Dataset excerpts below:

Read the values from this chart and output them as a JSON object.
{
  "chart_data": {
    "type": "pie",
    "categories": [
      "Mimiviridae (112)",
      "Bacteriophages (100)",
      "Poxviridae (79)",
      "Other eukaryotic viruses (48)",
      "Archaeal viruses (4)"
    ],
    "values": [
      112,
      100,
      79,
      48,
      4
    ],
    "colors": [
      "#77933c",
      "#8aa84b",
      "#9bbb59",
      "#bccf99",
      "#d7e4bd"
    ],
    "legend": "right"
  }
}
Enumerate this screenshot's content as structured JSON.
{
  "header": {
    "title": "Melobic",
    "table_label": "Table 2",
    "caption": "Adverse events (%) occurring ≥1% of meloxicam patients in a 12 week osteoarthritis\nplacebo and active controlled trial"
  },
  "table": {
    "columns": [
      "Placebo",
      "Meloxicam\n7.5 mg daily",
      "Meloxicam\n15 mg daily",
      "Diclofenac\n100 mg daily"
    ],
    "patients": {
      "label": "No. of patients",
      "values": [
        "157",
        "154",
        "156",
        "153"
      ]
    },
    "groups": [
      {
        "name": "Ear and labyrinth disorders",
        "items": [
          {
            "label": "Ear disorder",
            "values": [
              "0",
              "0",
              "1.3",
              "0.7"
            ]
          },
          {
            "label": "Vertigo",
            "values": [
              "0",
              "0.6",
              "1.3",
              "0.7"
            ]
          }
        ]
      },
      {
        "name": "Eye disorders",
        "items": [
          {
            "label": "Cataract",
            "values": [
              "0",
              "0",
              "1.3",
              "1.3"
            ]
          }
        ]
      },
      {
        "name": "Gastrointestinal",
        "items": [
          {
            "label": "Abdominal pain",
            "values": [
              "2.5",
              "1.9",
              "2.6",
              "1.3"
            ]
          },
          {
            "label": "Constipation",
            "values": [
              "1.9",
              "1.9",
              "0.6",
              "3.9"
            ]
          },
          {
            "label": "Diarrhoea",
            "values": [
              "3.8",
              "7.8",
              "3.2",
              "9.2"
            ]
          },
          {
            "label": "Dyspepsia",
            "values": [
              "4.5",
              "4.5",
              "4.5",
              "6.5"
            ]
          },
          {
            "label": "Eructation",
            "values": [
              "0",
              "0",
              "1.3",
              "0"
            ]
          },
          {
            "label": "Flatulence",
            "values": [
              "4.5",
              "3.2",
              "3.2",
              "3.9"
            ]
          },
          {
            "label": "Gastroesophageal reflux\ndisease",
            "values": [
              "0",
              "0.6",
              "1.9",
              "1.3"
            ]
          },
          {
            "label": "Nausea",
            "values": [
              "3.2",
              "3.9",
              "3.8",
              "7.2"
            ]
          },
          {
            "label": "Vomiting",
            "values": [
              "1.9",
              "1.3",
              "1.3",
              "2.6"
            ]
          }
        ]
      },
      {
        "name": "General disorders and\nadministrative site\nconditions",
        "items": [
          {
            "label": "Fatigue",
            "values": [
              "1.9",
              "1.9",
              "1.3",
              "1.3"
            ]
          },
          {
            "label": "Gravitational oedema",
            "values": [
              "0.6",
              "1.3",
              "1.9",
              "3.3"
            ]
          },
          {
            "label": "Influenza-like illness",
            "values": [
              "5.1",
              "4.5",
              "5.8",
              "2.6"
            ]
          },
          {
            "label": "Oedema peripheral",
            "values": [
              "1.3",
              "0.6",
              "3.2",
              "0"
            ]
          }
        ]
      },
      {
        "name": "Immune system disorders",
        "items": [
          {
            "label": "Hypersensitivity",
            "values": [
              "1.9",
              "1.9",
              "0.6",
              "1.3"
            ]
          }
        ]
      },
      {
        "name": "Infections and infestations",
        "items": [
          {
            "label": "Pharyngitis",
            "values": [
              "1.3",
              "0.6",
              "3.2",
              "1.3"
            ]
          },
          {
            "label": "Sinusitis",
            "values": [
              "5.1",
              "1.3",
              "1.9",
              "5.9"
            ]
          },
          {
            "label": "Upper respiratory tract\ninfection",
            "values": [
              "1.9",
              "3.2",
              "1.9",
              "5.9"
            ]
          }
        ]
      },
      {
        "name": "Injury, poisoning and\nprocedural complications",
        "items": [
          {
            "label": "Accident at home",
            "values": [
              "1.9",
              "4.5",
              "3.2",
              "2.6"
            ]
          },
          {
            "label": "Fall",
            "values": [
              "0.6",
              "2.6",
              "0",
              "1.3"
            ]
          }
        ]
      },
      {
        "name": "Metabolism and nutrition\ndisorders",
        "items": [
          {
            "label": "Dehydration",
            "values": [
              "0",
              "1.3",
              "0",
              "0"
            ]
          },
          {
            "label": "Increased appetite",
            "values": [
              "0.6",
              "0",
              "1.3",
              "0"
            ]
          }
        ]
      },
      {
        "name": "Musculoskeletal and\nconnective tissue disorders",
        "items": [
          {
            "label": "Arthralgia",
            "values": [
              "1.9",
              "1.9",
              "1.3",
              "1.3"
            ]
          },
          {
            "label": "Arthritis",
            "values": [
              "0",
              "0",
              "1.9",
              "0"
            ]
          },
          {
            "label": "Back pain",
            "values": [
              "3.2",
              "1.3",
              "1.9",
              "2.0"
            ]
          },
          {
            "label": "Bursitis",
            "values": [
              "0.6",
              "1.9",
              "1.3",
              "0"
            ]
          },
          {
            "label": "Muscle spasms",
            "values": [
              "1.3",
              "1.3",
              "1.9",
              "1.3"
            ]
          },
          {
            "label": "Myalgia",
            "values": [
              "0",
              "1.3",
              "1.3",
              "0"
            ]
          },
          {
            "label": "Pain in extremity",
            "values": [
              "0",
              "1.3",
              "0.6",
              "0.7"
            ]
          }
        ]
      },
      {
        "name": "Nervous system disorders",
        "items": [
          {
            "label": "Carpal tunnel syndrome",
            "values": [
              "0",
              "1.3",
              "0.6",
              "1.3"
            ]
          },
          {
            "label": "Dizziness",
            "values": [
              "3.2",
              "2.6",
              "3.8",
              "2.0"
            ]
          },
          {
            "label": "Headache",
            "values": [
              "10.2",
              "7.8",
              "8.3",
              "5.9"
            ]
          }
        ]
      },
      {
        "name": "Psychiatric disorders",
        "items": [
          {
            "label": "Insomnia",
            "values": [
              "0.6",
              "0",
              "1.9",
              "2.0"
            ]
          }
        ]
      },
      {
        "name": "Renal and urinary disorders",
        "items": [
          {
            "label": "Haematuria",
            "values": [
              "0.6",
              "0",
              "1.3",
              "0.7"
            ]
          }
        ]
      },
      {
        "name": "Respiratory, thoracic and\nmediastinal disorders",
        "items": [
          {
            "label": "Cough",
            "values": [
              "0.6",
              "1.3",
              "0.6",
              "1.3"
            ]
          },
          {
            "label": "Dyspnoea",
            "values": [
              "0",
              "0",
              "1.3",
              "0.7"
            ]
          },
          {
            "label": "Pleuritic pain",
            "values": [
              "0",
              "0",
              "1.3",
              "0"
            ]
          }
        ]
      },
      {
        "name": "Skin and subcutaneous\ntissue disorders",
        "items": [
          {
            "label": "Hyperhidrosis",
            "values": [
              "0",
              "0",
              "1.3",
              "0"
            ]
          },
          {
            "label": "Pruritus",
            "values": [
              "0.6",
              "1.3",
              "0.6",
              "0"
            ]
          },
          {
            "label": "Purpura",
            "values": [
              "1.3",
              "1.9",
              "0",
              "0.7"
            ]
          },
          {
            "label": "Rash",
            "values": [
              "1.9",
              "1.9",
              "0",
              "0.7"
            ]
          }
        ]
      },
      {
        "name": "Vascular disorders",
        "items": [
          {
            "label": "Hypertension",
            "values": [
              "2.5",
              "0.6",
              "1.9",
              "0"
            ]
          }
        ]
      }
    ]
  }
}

End of Dataset excerpts.

**Exercise objective:**
A complete and exact reproduction of the data is needed.

**Solution:**
Read the values from this chart and output them as a JSON object.
{
  "chart_data": {
    "type": "pie",
    "categories": [
      "Mimiviridae (112)",
      "Bacteriophages (100)",
      "Poxviridae (79)",
      "Other eukaryotic viruses (48)",
      "Archaeal viruses (4)"
    ],
    "values": [
      112,
      100,
      79,
      48,
      4
    ],
    "colors": [
      "#77933c",
      "#8aa84b",
      "#9bbb59",
      "#bccf99",
      "#d7e4bd"
    ],
    "legend": "right"
  }
}
Enumerate this screenshot's content as structured JSON.
{
  "header": {
    "title": "Melobic",
    "table_label": "Table 2",
    "caption": "Adverse events (%) occurring ≥1% of meloxicam patients in a 12 week osteoarthritis\nplacebo and active controlled trial"
  },
  "table": {
    "columns": [
      "Placebo",
      "Meloxicam\n7.5 mg daily",
      "Meloxicam\n15 mg daily",
      "Diclofenac\n100 mg daily"
    ],
    "patients": {
      "label": "No. of patients",
      "values": [
        "157",
        "154",
        "156",
        "153"
      ]
    },
    "groups": [
      {
        "name": "Ear and labyrinth disorders",
        "items": [
          {
            "label": "Ear disorder",
            "values": [
              "0",
              "0",
              "1.3",
              "0.7"
            ]
          },
          {
            "label": "Vertigo",
            "values": [
              "0",
              "0.6",
              "1.3",
              "0.7"
            ]
          }
        ]
      },
      {
        "name": "Eye disorders",
        "items": [
          {
            "label": "Cataract",
            "values": [
              "0",
              "0",
              "1.3",
              "1.3"
            ]
          }
        ]
      },
      {
        "name": "Gastrointestinal",
        "items": [
          {
            "label": "Abdominal pain",
            "values": [
              "2.5",
              "1.9",
              "2.6",
              "1.3"
            ]
          },
          {
            "label": "Constipation",
            "values": [
              "1.9",
              "1.9",
              "0.6",
              "3.9"
            ]
          },
          {
            "label": "Diarrhoea",
            "values": [
              "3.8",
              "7.8",
              "3.2",
              "9.2"
            ]
          },
          {
            "label": "Dyspepsia",
            "values": [
              "4.5",
              "4.5",
              "4.5",
              "6.5"
            ]
          },
          {
            "label": "Eructation",
            "values": [
              "0",
              "0",
              "1.3",
              "0"
            ]
          },
          {
            "label": "Flatulence",
            "values": [
              "4.5",
              "3.2",
              "3.2",
              "3.9"
            ]
          },
          {
            "label": "Gastroesophageal reflux\ndisease",
            "values": [
              "0",
              "0.6",
              "1.9",
              "1.3"
            ]
          },
          {
            "label": "Nausea",
            "values": [
              "3.2",
              "3.9",
              "3.8",
              "7.2"
            ]
          },
          {
            "label": "Vomiting",
            "values": [
              "1.9",
              "1.3",
              "1.3",
              "2.6"
            ]
          }
        ]
      },
      {
        "name": "General disorders and\nadministrative site\nconditions",
        "items": [
          {
            "label": "Fatigue",
            "values": [
              "1.9",
              "1.9",
              "1.3",
              "1.3"
            ]
          },
          {
            "label": "Gravitational oedema",
            "values": [
              "0.6",
              "1.3",
              "1.9",
              "3.3"
            ]
          },
          {
            "label": "Influenza-like illness",
            "values": [
              "5.1",
              "4.5",
              "5.8",
              "2.6"
            ]
          },
          {
            "label": "Oedema peripheral",
            "values": [
              "1.3",
              "0.6",
              "3.2",
              "0"
            ]
          }
        ]
      },
      {
        "name": "Immune system disorders",
        "items": [
          {
            "label": "Hypersensitivity",
            "values": [
              "1.9",
              "1.9",
              "0.6",
              "1.3"
            ]
          }
        ]
      },
      {
        "name": "Infections and infestations",
        "items": [
          {
            "label": "Pharyngitis",
            "values": [
              "1.3",
              "0.6",
              "3.2",
              "1.3"
            ]
          },
          {
            "label": "Sinusitis",
            "values": [
              "5.1",
              "1.3",
              "1.9",
              "5.9"
            ]
          },
          {
            "label": "Upper respiratory tract\ninfection",
            "values": [
              "1.9",
              "3.2",
              "1.9",
              "5.9"
            ]
          }
        ]
      },
      {
        "name": "Injury, poisoning and\nprocedural complications",
        "items": [
          {
            "label": "Accident at home",
            "values": [
              "1.9",
              "4.5",
              "3.2",
              "2.6"
            ]
          },
          {
            "label": "Fall",
            "values": [
              "0.6",
              "2.6",
              "0",
              "1.3"
            ]
          }
        ]
      },
      {
        "name": "Metabolism and nutrition\ndisorders",
        "items": [
          {
            "label": "Dehydration",
            "values": [
              "0",
              "1.3",
              "0",
              "0"
            ]
          },
          {
            "label": "Increased appetite",
            "values": [
              "0.6",
              "0",
              "1.3",
              "0"
            ]
          }
        ]
      },
      {
        "name": "Musculoskeletal and\nconnective tissue disorders",
        "items": [
          {
            "label": "Arthralgia",
            "values": [
              "1.9",
              "1.9",
              "1.3",
              "1.3"
            ]
          },
          {
            "label": "Arthritis",
            "values": [
              "0",
              "0",
              "1.9",
              "0"
            ]
          },
          {
            "label": "Back pain",
            "values": [
              "3.2",
              "1.3",
              "1.9",
              "2.0"
            ]
          },
          {
            "label": "Bursitis",
            "values": [
              "0.6",
              "1.9",
              "1.3",
              "0"
            ]
          },
          {
            "label": "Muscle spasms",
            "values": [
              "1.3",
              "1.3",
              "1.9",
              "1.3"
            ]
          },
          {
            "label": "Myalgia",
            "values": [
              "0",
              "1.3",
              "1.3",
              "0"
            ]
          },
          {
            "label": "Pain in extremity",
            "values": [
              "0",
              "1.3",
              "0.6",
              "0.7"
            ]
          }
        ]
      },
      {
        "name": "Nervous system disorders",
        "items": [
          {
            "label": "Carpal tunnel syndrome",
            "values": [
              "0",
              "1.3",
              "0.6",
              "1.3"
            ]
          },
          {
            "label": "Dizziness",
            "values": [
              "3.2",
              "2.6",
              "3.8",
              "2.0"
            ]
          },
          {
            "label": "Headache",
            "values": [
              "10.2",
              "7.8",
              "8.3",
              "5.9"
            ]
          }
        ]
      },
      {
        "name": "Psychiatric disorders",
        "items": [
          {
            "label": "Insomnia",
            "values": [
              "0.6",
              "0",
              "1.9",
              "2.0"
            ]
          }
        ]
      },
      {
        "name": "Renal and urinary disorders",
        "items": [
          {
            "label": "Haematuria",
            "values": [
              "0.6",
              "0",
              "1.3",
              "0.7"
            ]
          }
        ]
      },
      {
        "name": "Respiratory, thoracic and\nmediastinal disorders",
        "items": [
          {
            "label": "Cough",
            "values": [
              "0.6",
              "1.3",
              "0.6",
              "1.3"
            ]
          },
          {
            "label": "Dyspnoea",
            "values": [
              "0",
              "0",
              "1.3",
              "0.7"
            ]
          },
          {
            "label": "Pleuritic pain",
            "values": [
              "0",
              "0",
              "1.3",
              "0"
            ]
          }
        ]
      },
      {
        "name": "Skin and subcutaneous\ntissue disorders",
        "items": [
          {
            "label": "Hyperhidrosis",
            "values": [
              "0",
              "0",
              "1.3",
              "0"
            ]
          },
          {
            "label": "Pruritus",
            "values": [
              "0.6",
              "1.3",
              "0.6",
              "0"
            ]
          },
          {
            "label": "Purpura",
            "values": [
              "1.3",
              "1.9",
              "0",
              "0.7"
            ]
          },
          {
            "label": "Rash",
            "values": [
              "1.9",
              "1.9",
              "0",
              "0.7"
            ]
          }
        ]
      },
      {
        "name": "Vascular disorders",
        "items": [
          {
            "label": "Hypertension",
            "values": [
              "2.5",
              "0.6",
              "1.9",
              "0"
            ]
          }
        ]
      }
    ]
  }
}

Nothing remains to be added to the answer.